* begin Exercise data *
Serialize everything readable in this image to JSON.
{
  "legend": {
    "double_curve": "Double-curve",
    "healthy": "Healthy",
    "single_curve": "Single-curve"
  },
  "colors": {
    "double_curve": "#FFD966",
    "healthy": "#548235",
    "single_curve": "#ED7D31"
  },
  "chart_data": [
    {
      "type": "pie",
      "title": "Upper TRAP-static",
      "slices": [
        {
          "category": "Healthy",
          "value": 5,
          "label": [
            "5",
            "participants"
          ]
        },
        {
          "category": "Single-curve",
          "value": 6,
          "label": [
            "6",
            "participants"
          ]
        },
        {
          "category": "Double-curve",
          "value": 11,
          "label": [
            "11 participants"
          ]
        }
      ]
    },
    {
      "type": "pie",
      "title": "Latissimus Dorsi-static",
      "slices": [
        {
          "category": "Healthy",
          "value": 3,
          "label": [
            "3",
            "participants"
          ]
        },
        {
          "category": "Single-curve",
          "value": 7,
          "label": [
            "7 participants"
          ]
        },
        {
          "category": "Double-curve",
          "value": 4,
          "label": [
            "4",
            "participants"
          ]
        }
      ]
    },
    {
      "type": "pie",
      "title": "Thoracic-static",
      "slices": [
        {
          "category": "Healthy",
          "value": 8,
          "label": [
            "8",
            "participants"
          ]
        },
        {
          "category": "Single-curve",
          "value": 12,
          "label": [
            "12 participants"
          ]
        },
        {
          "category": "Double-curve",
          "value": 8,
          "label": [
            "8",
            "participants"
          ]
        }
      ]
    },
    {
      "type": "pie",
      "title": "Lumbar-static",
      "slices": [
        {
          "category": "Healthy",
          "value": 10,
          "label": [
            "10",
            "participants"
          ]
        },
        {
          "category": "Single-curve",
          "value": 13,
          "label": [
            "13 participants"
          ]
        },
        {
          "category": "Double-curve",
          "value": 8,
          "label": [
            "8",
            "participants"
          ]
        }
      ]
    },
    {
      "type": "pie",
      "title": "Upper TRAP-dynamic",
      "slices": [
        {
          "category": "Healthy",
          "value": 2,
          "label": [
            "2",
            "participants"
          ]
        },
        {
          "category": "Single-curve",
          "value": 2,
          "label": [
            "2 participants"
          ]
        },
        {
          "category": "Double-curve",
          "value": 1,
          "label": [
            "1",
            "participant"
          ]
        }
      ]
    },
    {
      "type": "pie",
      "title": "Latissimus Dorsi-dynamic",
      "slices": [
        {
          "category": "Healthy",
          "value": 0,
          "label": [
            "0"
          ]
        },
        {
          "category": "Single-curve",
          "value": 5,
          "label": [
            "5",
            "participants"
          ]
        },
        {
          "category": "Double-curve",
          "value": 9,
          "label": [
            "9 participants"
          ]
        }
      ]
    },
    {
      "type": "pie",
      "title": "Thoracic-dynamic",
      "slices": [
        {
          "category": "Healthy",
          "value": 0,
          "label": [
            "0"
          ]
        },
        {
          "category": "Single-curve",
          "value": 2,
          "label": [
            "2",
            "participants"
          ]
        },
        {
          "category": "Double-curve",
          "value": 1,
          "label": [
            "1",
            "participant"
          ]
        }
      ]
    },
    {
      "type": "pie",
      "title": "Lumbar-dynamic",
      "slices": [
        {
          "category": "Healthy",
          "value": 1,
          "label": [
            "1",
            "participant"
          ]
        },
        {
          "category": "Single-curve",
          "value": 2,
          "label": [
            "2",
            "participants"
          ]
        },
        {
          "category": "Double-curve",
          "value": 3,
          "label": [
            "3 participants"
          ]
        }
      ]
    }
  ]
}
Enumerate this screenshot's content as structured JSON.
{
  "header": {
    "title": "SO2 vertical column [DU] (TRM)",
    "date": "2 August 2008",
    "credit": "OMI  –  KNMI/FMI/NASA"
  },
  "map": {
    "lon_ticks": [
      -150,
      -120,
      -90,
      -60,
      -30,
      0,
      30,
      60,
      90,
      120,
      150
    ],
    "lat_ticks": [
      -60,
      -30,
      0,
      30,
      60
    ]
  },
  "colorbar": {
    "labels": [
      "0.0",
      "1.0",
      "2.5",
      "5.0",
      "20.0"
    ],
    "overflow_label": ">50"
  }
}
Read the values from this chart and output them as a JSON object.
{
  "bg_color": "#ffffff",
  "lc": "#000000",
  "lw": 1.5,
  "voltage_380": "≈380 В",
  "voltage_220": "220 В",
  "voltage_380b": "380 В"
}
* end Exercise data *
Exercise: Of the lines in the material, how many include "Lumbar"? Respond with the number alone.

Complete output: 2